» **YOUR INSTRUCTIONS**
Each record that follows should be repeated exactly, minus any images.

» **THE RECORDS**
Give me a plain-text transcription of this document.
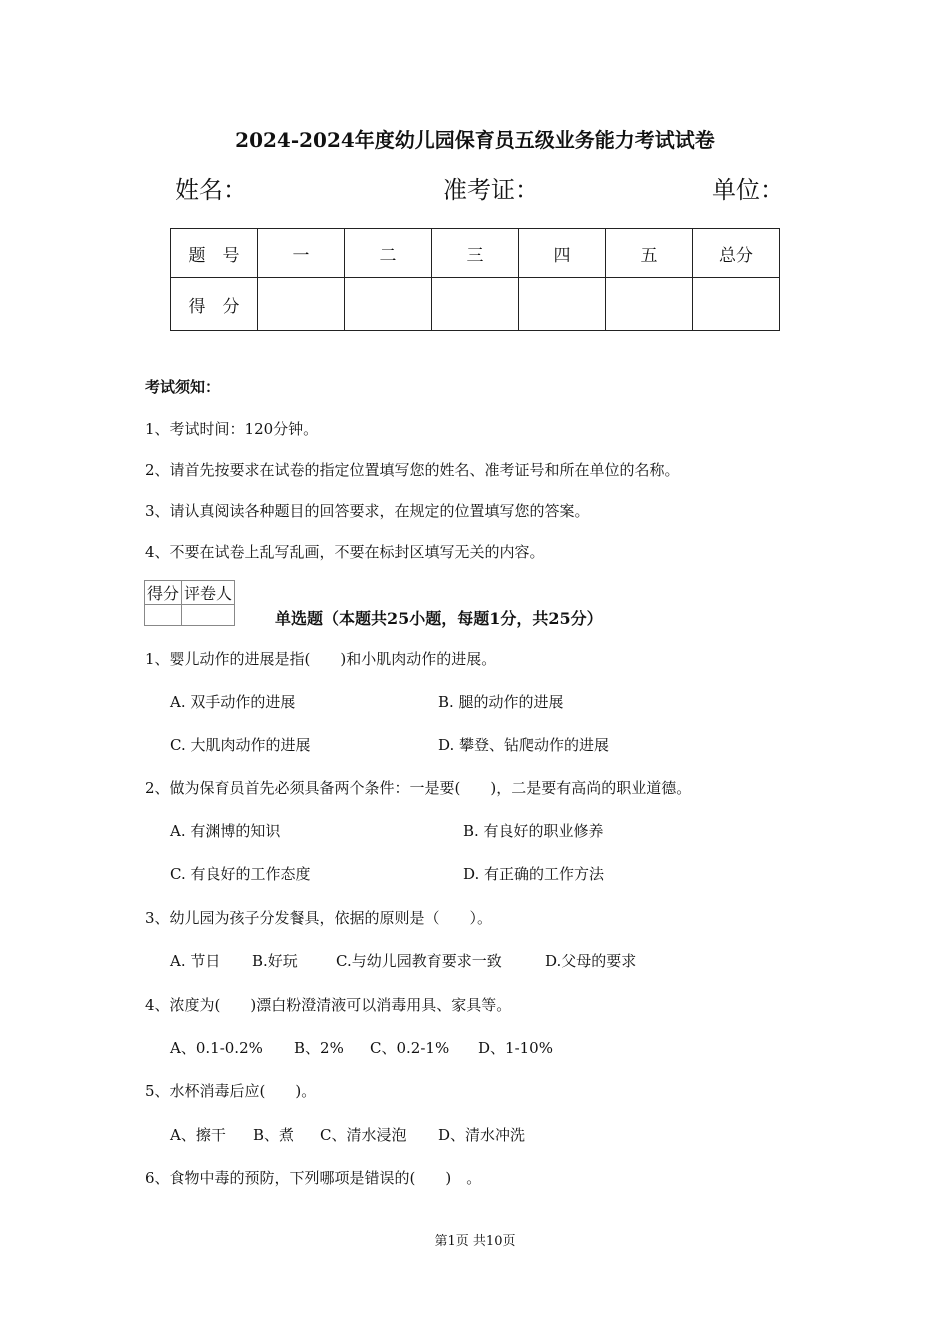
2024-2024年度幼儿园保育员五级业务能力考试试卷
姓名：	准考证：	单位：
题　号	一	二	三	四	五	总分
得　分						
考试须知：
1、考试时间：120分钟。
2、请首先按要求在试卷的指定位置填写您的姓名、准考证号和所在单位的名称。
3、请认真阅读各种题目的回答要求，在规定的位置填写您的答案。
4、不要在试卷上乱写乱画，不要在标封区填写无关的内容。
得分	评卷人

单选题（本题共25小题，每题1分，共25分）
1、婴儿动作的进展是指(　　)和小肌肉动作的进展。
A. 双手动作的进展	B. 腿的动作的进展
C. 大肌肉动作的进展	D. 攀登、钻爬动作的进展
2、做为保育员首先必须具备两个条件：一是要(　　)，二是要有高尚的职业道德。
A. 有渊博的知识	B. 有良好的职业修养
C. 有良好的工作态度	D. 有正确的工作方法
3、幼儿园为孩子分发餐具，依据的原则是（　　）。
A. 节日 B.好玩	C.与幼儿园教育要求一致	D.父母的要求
4、浓度为(　　)漂白粉澄清液可以消毒用具、家具等。
A、0.1-0.2% B、2% C、0.2-1% D、1-10%
5、水杯消毒后应(　　)。
A、擦干 B、煮 C、清水浸泡 D、清水冲洗
6、食物中毒的预防，下列哪项是错误的(　　)　。
第1页 共10页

» **OUTPUT OF THE EXERCISE**
Give me a plain-text transcription of this document.
2024-2024年度幼儿园保育员五级业务能力考试试卷
姓名：	准考证：	单位：
题　号	一	二	三	四	五	总分
得　分						
考试须知：
1、考试时间：120分钟。
2、请首先按要求在试卷的指定位置填写您的姓名、准考证号和所在单位的名称。
3、请认真阅读各种题目的回答要求，在规定的位置填写您的答案。
4、不要在试卷上乱写乱画，不要在标封区填写无关的内容。
得分	评卷人

单选题（本题共25小题，每题1分，共25分）
1、婴儿动作的进展是指(　　)和小肌肉动作的进展。
A. 双手动作的进展	B. 腿的动作的进展
C. 大肌肉动作的进展	D. 攀登、钻爬动作的进展
2、做为保育员首先必须具备两个条件：一是要(　　)，二是要有高尚的职业道德。
A. 有渊博的知识	B. 有良好的职业修养
C. 有良好的工作态度	D. 有正确的工作方法
3、幼儿园为孩子分发餐具，依据的原则是（　　）。
A. 节日 B.好玩	C.与幼儿园教育要求一致	D.父母的要求
4、浓度为(　　)漂白粉澄清液可以消毒用具、家具等。
A、0.1-0.2% B、2% C、0.2-1% D、1-10%
5、水杯消毒后应(　　)。
A、擦干 B、煮 C、清水浸泡 D、清水冲洗
6、食物中毒的预防，下列哪项是错误的(　　)　。
第1页 共10页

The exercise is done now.